Task prompt
Write the material out again in full, exactly.
-- start of Task inputs --
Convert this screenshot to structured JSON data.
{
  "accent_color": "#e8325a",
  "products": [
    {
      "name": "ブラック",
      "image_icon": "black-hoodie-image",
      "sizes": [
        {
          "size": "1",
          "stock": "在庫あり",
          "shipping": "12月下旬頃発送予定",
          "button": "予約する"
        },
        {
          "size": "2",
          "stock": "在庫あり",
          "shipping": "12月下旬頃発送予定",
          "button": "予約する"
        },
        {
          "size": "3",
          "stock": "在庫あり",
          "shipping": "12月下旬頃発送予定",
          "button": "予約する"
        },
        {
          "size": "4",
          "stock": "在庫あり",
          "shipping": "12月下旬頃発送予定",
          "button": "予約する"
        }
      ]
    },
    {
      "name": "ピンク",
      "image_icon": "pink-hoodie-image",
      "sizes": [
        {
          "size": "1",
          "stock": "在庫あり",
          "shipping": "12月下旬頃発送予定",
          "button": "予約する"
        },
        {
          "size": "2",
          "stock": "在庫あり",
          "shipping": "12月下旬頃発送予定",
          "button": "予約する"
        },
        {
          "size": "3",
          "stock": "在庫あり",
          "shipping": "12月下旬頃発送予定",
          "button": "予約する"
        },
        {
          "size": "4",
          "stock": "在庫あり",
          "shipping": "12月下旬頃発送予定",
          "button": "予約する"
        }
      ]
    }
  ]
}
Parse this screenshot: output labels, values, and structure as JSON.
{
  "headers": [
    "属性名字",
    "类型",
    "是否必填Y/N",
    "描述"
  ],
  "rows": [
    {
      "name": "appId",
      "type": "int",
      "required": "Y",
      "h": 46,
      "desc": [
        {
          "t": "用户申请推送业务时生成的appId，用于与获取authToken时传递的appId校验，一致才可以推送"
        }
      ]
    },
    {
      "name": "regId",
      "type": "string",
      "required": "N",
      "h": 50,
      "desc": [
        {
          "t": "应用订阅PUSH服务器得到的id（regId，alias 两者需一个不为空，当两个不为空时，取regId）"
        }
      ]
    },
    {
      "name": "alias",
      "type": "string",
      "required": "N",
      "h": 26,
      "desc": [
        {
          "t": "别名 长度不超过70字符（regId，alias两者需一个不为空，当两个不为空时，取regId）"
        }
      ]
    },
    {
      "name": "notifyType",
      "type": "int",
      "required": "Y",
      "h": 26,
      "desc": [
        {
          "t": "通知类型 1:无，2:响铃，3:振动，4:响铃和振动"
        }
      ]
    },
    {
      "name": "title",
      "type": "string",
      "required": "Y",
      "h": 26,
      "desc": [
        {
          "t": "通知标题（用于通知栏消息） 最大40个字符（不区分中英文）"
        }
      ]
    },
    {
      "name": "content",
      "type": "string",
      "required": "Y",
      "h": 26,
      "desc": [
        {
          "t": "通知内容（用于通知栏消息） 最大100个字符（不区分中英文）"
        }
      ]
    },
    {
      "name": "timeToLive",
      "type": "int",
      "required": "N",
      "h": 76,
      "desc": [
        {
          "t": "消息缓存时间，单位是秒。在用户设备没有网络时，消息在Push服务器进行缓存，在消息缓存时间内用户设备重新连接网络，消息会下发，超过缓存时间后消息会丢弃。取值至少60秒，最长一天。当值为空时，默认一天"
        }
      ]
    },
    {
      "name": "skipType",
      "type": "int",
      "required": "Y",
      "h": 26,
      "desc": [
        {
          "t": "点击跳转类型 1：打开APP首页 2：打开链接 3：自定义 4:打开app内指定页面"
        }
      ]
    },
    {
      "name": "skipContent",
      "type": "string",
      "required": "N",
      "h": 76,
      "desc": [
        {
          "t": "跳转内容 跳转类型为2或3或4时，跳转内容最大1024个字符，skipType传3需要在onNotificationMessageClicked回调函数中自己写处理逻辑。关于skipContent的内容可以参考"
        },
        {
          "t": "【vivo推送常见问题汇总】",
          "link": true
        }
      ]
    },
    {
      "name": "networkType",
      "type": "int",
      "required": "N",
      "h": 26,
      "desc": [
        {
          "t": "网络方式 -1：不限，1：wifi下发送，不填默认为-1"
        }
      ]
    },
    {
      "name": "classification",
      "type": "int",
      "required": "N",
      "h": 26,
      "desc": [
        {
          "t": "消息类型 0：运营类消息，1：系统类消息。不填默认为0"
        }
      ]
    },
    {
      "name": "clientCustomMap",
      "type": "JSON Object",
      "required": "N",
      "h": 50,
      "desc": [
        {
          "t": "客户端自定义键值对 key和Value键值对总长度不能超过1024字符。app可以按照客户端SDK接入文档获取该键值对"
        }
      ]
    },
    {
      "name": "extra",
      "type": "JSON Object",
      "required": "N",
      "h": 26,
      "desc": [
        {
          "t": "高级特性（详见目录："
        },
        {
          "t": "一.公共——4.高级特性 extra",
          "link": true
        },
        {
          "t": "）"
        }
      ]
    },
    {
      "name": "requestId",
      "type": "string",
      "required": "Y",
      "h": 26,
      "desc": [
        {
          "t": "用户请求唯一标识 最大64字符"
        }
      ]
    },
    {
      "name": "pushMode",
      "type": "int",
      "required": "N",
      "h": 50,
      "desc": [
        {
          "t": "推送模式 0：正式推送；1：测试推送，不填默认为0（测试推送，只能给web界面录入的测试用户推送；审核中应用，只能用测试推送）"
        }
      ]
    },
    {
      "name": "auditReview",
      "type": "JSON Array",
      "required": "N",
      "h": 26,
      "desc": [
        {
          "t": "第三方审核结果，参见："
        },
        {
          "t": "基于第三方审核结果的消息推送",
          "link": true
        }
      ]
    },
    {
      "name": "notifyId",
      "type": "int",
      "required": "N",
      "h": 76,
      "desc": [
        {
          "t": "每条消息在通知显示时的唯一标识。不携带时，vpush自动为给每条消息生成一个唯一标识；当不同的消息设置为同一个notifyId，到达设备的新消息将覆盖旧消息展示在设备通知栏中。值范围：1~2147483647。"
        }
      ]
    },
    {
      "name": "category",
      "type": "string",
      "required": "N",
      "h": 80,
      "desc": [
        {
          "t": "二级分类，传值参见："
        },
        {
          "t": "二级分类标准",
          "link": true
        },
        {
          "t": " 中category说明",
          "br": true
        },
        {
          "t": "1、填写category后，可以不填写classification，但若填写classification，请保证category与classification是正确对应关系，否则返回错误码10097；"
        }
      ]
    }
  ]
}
-- end of Task inputs --
Task result
Convert this screenshot to structured JSON data.
{
  "accent_color": "#e8325a",
  "products": [
    {
      "name": "ブラック",
      "image_icon": "black-hoodie-image",
      "sizes": [
        {
          "size": "1",
          "stock": "在庫あり",
          "shipping": "12月下旬頃発送予定",
          "button": "予約する"
        },
        {
          "size": "2",
          "stock": "在庫あり",
          "shipping": "12月下旬頃発送予定",
          "button": "予約する"
        },
        {
          "size": "3",
          "stock": "在庫あり",
          "shipping": "12月下旬頃発送予定",
          "button": "予約する"
        },
        {
          "size": "4",
          "stock": "在庫あり",
          "shipping": "12月下旬頃発送予定",
          "button": "予約する"
        }
      ]
    },
    {
      "name": "ピンク",
      "image_icon": "pink-hoodie-image",
      "sizes": [
        {
          "size": "1",
          "stock": "在庫あり",
          "shipping": "12月下旬頃発送予定",
          "button": "予約する"
        },
        {
          "size": "2",
          "stock": "在庫あり",
          "shipping": "12月下旬頃発送予定",
          "button": "予約する"
        },
        {
          "size": "3",
          "stock": "在庫あり",
          "shipping": "12月下旬頃発送予定",
          "button": "予約する"
        },
        {
          "size": "4",
          "stock": "在庫あり",
          "shipping": "12月下旬頃発送予定",
          "button": "予約する"
        }
      ]
    }
  ]
}
Parse this screenshot: output labels, values, and structure as JSON.
{
  "headers": [
    "属性名字",
    "类型",
    "是否必填Y/N",
    "描述"
  ],
  "rows": [
    {
      "name": "appId",
      "type": "int",
      "required": "Y",
      "h": 46,
      "desc": [
        {
          "t": "用户申请推送业务时生成的appId，用于与获取authToken时传递的appId校验，一致才可以推送"
        }
      ]
    },
    {
      "name": "regId",
      "type": "string",
      "required": "N",
      "h": 50,
      "desc": [
        {
          "t": "应用订阅PUSH服务器得到的id（regId，alias 两者需一个不为空，当两个不为空时，取regId）"
        }
      ]
    },
    {
      "name": "alias",
      "type": "string",
      "required": "N",
      "h": 26,
      "desc": [
        {
          "t": "别名 长度不超过70字符（regId，alias两者需一个不为空，当两个不为空时，取regId）"
        }
      ]
    },
    {
      "name": "notifyType",
      "type": "int",
      "required": "Y",
      "h": 26,
      "desc": [
        {
          "t": "通知类型 1:无，2:响铃，3:振动，4:响铃和振动"
        }
      ]
    },
    {
      "name": "title",
      "type": "string",
      "required": "Y",
      "h": 26,
      "desc": [
        {
          "t": "通知标题（用于通知栏消息） 最大40个字符（不区分中英文）"
        }
      ]
    },
    {
      "name": "content",
      "type": "string",
      "required": "Y",
      "h": 26,
      "desc": [
        {
          "t": "通知内容（用于通知栏消息） 最大100个字符（不区分中英文）"
        }
      ]
    },
    {
      "name": "timeToLive",
      "type": "int",
      "required": "N",
      "h": 76,
      "desc": [
        {
          "t": "消息缓存时间，单位是秒。在用户设备没有网络时，消息在Push服务器进行缓存，在消息缓存时间内用户设备重新连接网络，消息会下发，超过缓存时间后消息会丢弃。取值至少60秒，最长一天。当值为空时，默认一天"
        }
      ]
    },
    {
      "name": "skipType",
      "type": "int",
      "required": "Y",
      "h": 26,
      "desc": [
        {
          "t": "点击跳转类型 1：打开APP首页 2：打开链接 3：自定义 4:打开app内指定页面"
        }
      ]
    },
    {
      "name": "skipContent",
      "type": "string",
      "required": "N",
      "h": 76,
      "desc": [
        {
          "t": "跳转内容 跳转类型为2或3或4时，跳转内容最大1024个字符，skipType传3需要在onNotificationMessageClicked回调函数中自己写处理逻辑。关于skipContent的内容可以参考"
        },
        {
          "t": "【vivo推送常见问题汇总】",
          "link": true
        }
      ]
    },
    {
      "name": "networkType",
      "type": "int",
      "required": "N",
      "h": 26,
      "desc": [
        {
          "t": "网络方式 -1：不限，1：wifi下发送，不填默认为-1"
        }
      ]
    },
    {
      "name": "classification",
      "type": "int",
      "required": "N",
      "h": 26,
      "desc": [
        {
          "t": "消息类型 0：运营类消息，1：系统类消息。不填默认为0"
        }
      ]
    },
    {
      "name": "clientCustomMap",
      "type": "JSON Object",
      "required": "N",
      "h": 50,
      "desc": [
        {
          "t": "客户端自定义键值对 key和Value键值对总长度不能超过1024字符。app可以按照客户端SDK接入文档获取该键值对"
        }
      ]
    },
    {
      "name": "extra",
      "type": "JSON Object",
      "required": "N",
      "h": 26,
      "desc": [
        {
          "t": "高级特性（详见目录："
        },
        {
          "t": "一.公共——4.高级特性 extra",
          "link": true
        },
        {
          "t": "）"
        }
      ]
    },
    {
      "name": "requestId",
      "type": "string",
      "required": "Y",
      "h": 26,
      "desc": [
        {
          "t": "用户请求唯一标识 最大64字符"
        }
      ]
    },
    {
      "name": "pushMode",
      "type": "int",
      "required": "N",
      "h": 50,
      "desc": [
        {
          "t": "推送模式 0：正式推送；1：测试推送，不填默认为0（测试推送，只能给web界面录入的测试用户推送；审核中应用，只能用测试推送）"
        }
      ]
    },
    {
      "name": "auditReview",
      "type": "JSON Array",
      "required": "N",
      "h": 26,
      "desc": [
        {
          "t": "第三方审核结果，参见："
        },
        {
          "t": "基于第三方审核结果的消息推送",
          "link": true
        }
      ]
    },
    {
      "name": "notifyId",
      "type": "int",
      "required": "N",
      "h": 76,
      "desc": [
        {
          "t": "每条消息在通知显示时的唯一标识。不携带时，vpush自动为给每条消息生成一个唯一标识；当不同的消息设置为同一个notifyId，到达设备的新消息将覆盖旧消息展示在设备通知栏中。值范围：1~2147483647。"
        }
      ]
    },
    {
      "name": "category",
      "type": "string",
      "required": "N",
      "h": 80,
      "desc": [
        {
          "t": "二级分类，传值参见："
        },
        {
          "t": "二级分类标准",
          "link": true
        },
        {
          "t": " 中category说明",
          "br": true
        },
        {
          "t": "1、填写category后，可以不填写classification，但若填写classification，请保证category与classification是正确对应关系，否则返回错误码10097；"
        }
      ]
    }
  ]
}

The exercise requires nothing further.